> [Task requirements]:
Return the data exactly, with all pictures removed.

> [Data for this exercise]:
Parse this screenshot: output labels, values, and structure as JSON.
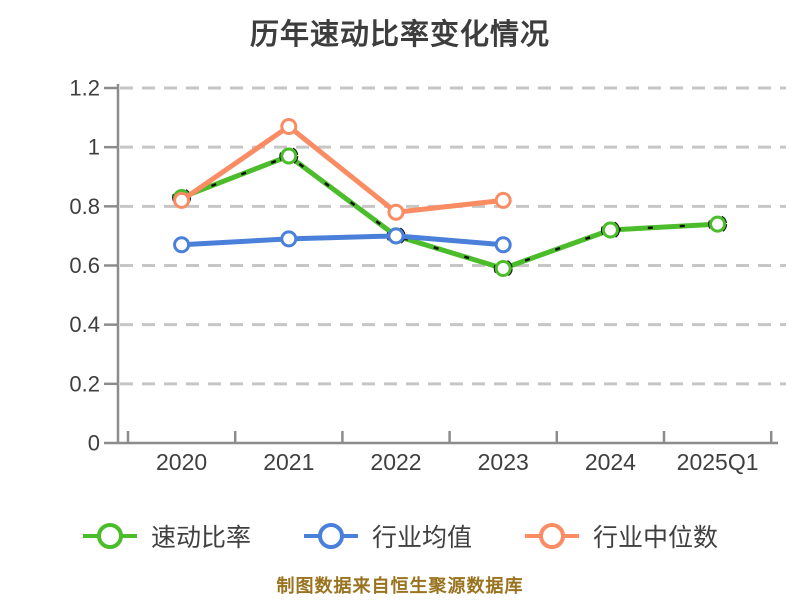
{
  "title": "历年速动比率变化情况",
  "caption": "制图数据来自恒生聚源数据库",
  "colors": {
    "quick_ratio": "#4BBC2A",
    "industry_avg": "#4A80D9",
    "industry_median": "#FA8C64",
    "grid": "#c6c6c6",
    "axis": "#8c8c8c",
    "text": "#3f3f3f",
    "caption": "#9A7320"
  },
  "chart_data": {
    "type": "line",
    "title": "历年速动比率变化情况",
    "categories": [
      "2020",
      "2021",
      "2022",
      "2023",
      "2024",
      "2025Q1"
    ],
    "series": [
      {
        "key": "quick_ratio",
        "name": "速动比率",
        "color": "#4BBC2A",
        "marker": "circle-open",
        "line_overlay": "black-dashed",
        "values": [
          0.83,
          0.97,
          0.7,
          0.59,
          0.72,
          0.74
        ]
      },
      {
        "key": "industry_avg",
        "name": "行业均值",
        "color": "#4A80D9",
        "marker": "circle-open",
        "values": [
          0.67,
          0.69,
          0.7,
          0.67,
          null,
          null
        ]
      },
      {
        "key": "industry_median",
        "name": "行业中位数",
        "color": "#FA8C64",
        "marker": "circle-open",
        "values": [
          0.82,
          1.07,
          0.78,
          0.82,
          null,
          null
        ]
      }
    ],
    "xlabel": "",
    "ylabel": "",
    "ylim": [
      0,
      1.2
    ],
    "y_ticks": [
      0,
      0.2,
      0.4,
      0.6,
      0.8,
      1,
      1.2
    ],
    "y_tick_labels": [
      "0",
      "0.2",
      "0.4",
      "0.6",
      "0.8",
      "1",
      "1.2"
    ],
    "grid": "horizontal-dashed",
    "legend_position": "bottom"
  }
}
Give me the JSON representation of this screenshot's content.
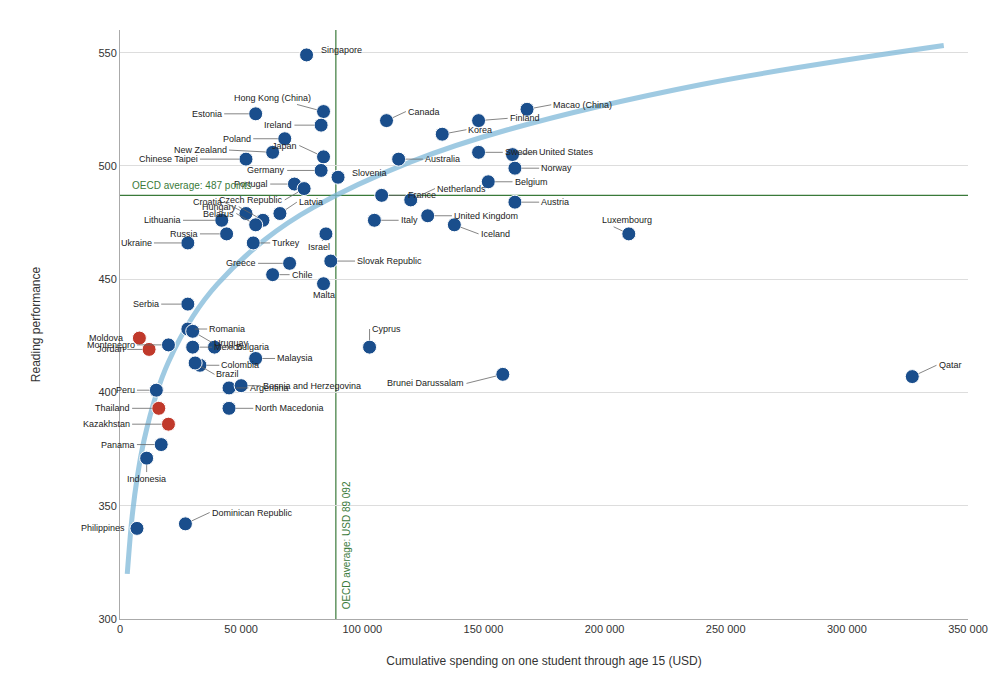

> [Expected output]:
Parse this screenshot: output labels, values, and structure as JSON.
{
  "title": "历年速动比率变化情况",
  "caption": "制图数据来自恒生聚源数据库",
  "colors": {
    "quick_ratio": "#4BBC2A",
    "industry_avg": "#4A80D9",
    "industry_median": "#FA8C64",
    "grid": "#c6c6c6",
    "axis": "#8c8c8c",
    "text": "#3f3f3f",
    "caption": "#9A7320"
  },
  "chart_data": {
    "type": "line",
    "title": "历年速动比率变化情况",
    "categories": [
      "2020",
      "2021",
      "2022",
      "2023",
      "2024",
      "2025Q1"
    ],
    "series": [
      {
        "key": "quick_ratio",
        "name": "速动比率",
        "color": "#4BBC2A",
        "marker": "circle-open",
        "line_overlay": "black-dashed",
        "values": [
          0.83,
          0.97,
          0.7,
          0.59,
          0.72,
          0.74
        ]
      },
      {
        "key": "industry_avg",
        "name": "行业均值",
        "color": "#4A80D9",
        "marker": "circle-open",
        "values": [
          0.67,
          0.69,
          0.7,
          0.67,
          null,
          null
        ]
      },
      {
        "key": "industry_median",
        "name": "行业中位数",
        "color": "#FA8C64",
        "marker": "circle-open",
        "values": [
          0.82,
          1.07,
          0.78,
          0.82,
          null,
          null
        ]
      }
    ],
    "xlabel": "",
    "ylabel": "",
    "ylim": [
      0,
      1.2
    ],
    "y_ticks": [
      0,
      0.2,
      0.4,
      0.6,
      0.8,
      1,
      1.2
    ],
    "y_tick_labels": [
      "0",
      "0.2",
      "0.4",
      "0.6",
      "0.8",
      "1",
      "1.2"
    ],
    "grid": "horizontal-dashed",
    "legend_position": "bottom"
  }
}
Give me the JSON representation of this screenshot's content.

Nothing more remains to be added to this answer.